Copy all lines holding the word "this" from the entries.

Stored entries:
* start *

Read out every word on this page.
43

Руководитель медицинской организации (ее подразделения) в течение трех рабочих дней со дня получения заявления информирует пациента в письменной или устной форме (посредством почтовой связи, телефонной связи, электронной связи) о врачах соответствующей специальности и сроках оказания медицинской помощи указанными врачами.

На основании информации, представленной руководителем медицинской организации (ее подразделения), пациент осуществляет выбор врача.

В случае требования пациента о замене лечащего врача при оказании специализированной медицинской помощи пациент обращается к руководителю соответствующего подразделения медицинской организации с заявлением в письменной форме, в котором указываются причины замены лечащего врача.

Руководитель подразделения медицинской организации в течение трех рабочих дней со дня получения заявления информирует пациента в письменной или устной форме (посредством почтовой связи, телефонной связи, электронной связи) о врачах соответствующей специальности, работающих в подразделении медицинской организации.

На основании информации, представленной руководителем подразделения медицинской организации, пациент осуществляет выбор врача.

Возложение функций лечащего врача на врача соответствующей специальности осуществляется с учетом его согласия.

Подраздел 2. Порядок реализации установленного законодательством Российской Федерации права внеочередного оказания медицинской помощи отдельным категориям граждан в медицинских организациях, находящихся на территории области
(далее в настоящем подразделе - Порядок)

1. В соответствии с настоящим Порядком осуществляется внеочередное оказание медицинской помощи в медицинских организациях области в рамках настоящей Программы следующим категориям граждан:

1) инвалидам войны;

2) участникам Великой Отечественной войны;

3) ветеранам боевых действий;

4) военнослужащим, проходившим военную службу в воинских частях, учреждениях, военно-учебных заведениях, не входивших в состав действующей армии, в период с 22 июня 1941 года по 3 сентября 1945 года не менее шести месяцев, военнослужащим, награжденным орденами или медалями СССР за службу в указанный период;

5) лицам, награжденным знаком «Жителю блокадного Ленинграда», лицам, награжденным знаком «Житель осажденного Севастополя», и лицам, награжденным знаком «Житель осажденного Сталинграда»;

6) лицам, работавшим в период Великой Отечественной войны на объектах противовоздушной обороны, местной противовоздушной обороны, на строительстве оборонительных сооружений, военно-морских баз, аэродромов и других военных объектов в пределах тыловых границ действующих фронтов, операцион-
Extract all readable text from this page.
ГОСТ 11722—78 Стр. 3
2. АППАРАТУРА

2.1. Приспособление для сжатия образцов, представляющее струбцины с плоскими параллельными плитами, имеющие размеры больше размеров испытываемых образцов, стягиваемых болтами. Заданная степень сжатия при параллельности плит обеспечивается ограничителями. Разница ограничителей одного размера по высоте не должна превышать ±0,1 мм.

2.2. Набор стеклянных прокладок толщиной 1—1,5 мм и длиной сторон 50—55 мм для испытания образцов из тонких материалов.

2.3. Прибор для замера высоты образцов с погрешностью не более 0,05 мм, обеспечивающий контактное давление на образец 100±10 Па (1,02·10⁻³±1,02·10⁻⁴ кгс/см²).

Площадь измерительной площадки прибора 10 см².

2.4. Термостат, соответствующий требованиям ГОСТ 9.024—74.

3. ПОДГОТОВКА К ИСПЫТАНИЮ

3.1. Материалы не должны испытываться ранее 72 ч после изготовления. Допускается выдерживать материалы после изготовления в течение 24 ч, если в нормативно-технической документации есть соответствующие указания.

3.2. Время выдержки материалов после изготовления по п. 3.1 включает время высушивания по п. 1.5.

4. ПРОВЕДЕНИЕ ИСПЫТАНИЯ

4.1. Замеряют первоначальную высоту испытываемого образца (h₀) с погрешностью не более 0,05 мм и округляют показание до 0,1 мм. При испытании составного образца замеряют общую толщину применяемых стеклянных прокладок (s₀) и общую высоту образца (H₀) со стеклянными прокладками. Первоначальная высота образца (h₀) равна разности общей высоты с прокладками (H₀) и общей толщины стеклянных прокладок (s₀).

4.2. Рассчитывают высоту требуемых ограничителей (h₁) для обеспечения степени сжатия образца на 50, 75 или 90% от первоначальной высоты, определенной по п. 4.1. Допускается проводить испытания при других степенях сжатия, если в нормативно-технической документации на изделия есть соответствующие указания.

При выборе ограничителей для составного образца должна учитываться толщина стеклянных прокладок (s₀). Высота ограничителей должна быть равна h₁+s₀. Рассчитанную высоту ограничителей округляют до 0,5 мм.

* end *

__Reply to the task__:
Read out every word on this page.
Extract all readable text from this page.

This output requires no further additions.